**STATED PROBLEM:** Return the listing below in full, with every line exactly as it is.

[Records that describe figures]
[Start]
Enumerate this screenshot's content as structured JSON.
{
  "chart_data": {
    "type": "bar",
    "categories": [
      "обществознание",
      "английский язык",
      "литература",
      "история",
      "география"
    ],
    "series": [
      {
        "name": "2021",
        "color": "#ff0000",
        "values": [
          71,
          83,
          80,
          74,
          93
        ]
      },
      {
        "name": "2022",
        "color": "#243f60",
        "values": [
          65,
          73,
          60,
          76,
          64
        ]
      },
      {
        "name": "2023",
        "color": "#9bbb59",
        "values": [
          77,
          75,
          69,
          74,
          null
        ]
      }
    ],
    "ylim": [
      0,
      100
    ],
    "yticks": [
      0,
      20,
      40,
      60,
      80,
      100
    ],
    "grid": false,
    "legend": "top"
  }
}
[End]
**RESPONSE:**
Enumerate this screenshot's content as structured JSON.
{
  "chart_data": {
    "type": "bar",
    "categories": [
      "обществознание",
      "английский язык",
      "литература",
      "история",
      "география"
    ],
    "series": [
      {
        "name": "2021",
        "color": "#ff0000",
        "values": [
          71,
          83,
          80,
          74,
          93
        ]
      },
      {
        "name": "2022",
        "color": "#243f60",
        "values": [
          65,
          73,
          60,
          76,
          64
        ]
      },
      {
        "name": "2023",
        "color": "#9bbb59",
        "values": [
          77,
          75,
          69,
          74,
          null
        ]
      }
    ],
    "ylim": [
      0,
      100
    ],
    "yticks": [
      0,
      20,
      40,
      60,
      80,
      100
    ],
    "grid": false,
    "legend": "top"
  }
}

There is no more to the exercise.